In India, the Asiatic wildcat inhabits the Thar Desert and is associated with scrub desert. In 1999, it was still reported as common in the Rajasthani districts of Bikaner, Barmer, Jaisalmer, Pali and Nagaur. Only four sightings were reported in the Thar Desert between 1999 and 2006. It has been recorded in Nauradehi Wildlife Sanctuary, in Madhya Pradesh and Mirzapur forests.

In Pakistan, it was known from arid regions in the Sindh Province.

In the 1990s, wildcats were reported common and populations stable in the lowlands of Kazakhstan. A pronounced loss of range has been documented in Azerbaijan.

Within China, the Asian wildcat is distributed in Xinjiang, Qinghai, Gansu, Ningxia, Shaanxi, and Inner Mongolia. Records from northern Tibet as well as Sichuan are questionable. Prior to 1950, it was the most abundant cat in Xinjiang occurring along all major river basin systems and Taklamakan Desert but later it got confined to three regions of southern Xinjiang only like the Bayingolin Mongol Autonomous Prefecture, Aksu and Hotan Prefectures. It was thought to decline rapidly in the Xinjiang desert region of China mainly because of excessive hunting for the pelt trade followed by shrinkage of its habitat due to cultivation, oil and gas exploration and excessive use of pesticides.

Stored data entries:
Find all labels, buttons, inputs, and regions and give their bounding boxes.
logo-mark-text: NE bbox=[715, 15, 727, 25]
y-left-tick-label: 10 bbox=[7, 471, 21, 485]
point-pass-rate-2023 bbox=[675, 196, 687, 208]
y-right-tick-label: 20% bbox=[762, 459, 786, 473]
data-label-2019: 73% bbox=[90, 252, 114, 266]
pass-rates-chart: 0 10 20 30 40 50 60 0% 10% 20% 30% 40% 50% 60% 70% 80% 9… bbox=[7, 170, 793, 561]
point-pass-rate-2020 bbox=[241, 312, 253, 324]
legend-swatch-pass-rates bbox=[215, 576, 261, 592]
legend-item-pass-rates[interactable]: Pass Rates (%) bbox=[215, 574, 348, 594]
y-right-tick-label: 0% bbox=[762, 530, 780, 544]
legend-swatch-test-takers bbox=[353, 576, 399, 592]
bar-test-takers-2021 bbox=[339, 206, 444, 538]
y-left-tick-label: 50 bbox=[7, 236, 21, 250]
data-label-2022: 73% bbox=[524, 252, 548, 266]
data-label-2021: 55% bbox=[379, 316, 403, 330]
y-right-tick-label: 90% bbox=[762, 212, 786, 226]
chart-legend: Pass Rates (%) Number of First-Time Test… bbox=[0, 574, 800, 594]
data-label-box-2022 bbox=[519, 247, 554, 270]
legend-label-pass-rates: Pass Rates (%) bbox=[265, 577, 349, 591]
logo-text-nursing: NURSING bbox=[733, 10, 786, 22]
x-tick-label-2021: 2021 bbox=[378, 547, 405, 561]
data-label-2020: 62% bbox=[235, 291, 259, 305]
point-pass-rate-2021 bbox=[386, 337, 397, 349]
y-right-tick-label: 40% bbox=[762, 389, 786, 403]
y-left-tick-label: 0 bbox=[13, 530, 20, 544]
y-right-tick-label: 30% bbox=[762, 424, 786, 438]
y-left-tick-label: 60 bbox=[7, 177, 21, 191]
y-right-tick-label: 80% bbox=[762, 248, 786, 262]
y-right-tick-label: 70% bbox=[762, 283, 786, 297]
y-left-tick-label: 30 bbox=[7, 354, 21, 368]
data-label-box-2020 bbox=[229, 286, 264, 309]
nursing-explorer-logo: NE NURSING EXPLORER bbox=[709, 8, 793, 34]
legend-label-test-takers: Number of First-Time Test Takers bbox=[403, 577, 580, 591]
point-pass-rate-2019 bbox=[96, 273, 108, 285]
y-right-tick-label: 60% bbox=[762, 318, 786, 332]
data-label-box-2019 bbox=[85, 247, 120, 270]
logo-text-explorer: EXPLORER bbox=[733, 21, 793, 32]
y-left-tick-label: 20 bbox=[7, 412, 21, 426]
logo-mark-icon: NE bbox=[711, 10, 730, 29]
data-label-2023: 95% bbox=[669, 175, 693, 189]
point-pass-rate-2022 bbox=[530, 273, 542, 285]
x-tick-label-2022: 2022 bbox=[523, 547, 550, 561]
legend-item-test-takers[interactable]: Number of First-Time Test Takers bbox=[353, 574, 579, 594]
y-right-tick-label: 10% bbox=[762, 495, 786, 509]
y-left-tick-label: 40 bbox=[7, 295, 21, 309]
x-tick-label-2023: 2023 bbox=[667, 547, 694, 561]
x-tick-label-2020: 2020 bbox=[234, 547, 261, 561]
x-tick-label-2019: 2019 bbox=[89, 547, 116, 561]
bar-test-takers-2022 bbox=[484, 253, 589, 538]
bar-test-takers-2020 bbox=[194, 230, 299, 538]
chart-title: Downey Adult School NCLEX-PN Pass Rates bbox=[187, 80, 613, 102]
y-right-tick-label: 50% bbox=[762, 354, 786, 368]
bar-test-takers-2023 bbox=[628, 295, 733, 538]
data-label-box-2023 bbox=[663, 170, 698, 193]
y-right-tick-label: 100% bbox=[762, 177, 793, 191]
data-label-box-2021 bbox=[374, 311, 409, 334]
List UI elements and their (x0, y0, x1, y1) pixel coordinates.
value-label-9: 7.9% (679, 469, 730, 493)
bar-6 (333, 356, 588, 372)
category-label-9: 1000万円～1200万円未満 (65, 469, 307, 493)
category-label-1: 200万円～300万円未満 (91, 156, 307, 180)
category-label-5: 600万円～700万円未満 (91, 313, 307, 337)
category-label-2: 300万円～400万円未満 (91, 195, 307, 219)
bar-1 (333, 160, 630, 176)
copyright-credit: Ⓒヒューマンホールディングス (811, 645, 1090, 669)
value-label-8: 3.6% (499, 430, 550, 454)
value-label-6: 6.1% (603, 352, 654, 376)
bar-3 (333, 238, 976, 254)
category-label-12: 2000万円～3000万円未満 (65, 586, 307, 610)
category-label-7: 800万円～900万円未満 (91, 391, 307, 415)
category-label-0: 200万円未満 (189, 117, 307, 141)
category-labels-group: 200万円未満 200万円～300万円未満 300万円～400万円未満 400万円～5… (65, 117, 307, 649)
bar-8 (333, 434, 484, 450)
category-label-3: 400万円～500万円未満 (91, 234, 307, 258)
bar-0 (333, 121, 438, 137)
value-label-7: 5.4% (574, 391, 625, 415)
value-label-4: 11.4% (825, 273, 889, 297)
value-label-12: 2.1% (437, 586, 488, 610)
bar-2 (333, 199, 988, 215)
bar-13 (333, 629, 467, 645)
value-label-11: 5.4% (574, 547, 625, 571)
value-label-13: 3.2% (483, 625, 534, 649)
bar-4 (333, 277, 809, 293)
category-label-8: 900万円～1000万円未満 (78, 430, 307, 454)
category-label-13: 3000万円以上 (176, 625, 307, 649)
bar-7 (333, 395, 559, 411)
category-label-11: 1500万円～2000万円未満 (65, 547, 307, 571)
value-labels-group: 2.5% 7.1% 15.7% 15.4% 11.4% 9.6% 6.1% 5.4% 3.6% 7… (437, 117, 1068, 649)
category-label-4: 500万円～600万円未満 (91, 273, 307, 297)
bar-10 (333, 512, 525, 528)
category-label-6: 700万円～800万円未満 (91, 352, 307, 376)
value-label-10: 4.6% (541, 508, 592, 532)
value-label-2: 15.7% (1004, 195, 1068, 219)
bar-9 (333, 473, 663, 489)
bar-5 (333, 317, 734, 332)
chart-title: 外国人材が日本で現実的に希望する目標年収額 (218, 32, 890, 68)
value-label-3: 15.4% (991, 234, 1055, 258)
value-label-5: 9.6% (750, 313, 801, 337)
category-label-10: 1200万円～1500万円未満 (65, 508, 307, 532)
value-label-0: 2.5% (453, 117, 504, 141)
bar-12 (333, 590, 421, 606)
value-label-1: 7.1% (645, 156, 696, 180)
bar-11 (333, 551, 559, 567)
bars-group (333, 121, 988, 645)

▶ _Your objective_
Please continue the passage on the Asiatic wildcat's range from where it stops.

▶ _Task response_
== Ecology and behaviour ==
Asiatic wildcats are frequently observed in the daytime. They use rock crevices or burrows dug by other animals.

===Hunting and diet===
In Turkmenistan, the Asiatic wildcat feed on great gerbils, Libyan jirds, Afghan voles, long-clawed ground squirrels, tolai hares, small birds like larks, lizards, beetles, and grasshoppers. Near Repetek Biosphere State Reserve, the wildcat is responsible for destroying over 50% of nests made by desert finches, streaked scrub warblers, red-tailed warblers, and turtledoves. In the Qarshi steppes of Uzbekistan, the wildcat's prey, in descending order of preference, includes great gerbils, Libyan jirds, jerboas, other rodents and passerine birds, reptiles, and insects. Wildcats in eastern Kyzyl Kum have similar prey preferences, with the addition of tolai hares, Midday jirds, small five-toed jerboas, and steppe agamas. In Kyrgyzstan, the wildcat's primary prey varies from Tolai hares near Issyk Kul, pheasants in the Chu and Talas River valleys, and mouse-like rodents and gray partridges in the foothills. In Kazakhstan's lower Ili River, the wildcat mainly targets rodents, muskrats, and Tamarisk jird. Occasionally, remains of young roe deer and wild boar are present in its faeces. After rodents, birds follow in importance, along with reptiles, fish, insects, eggs, grass stalks and nuts.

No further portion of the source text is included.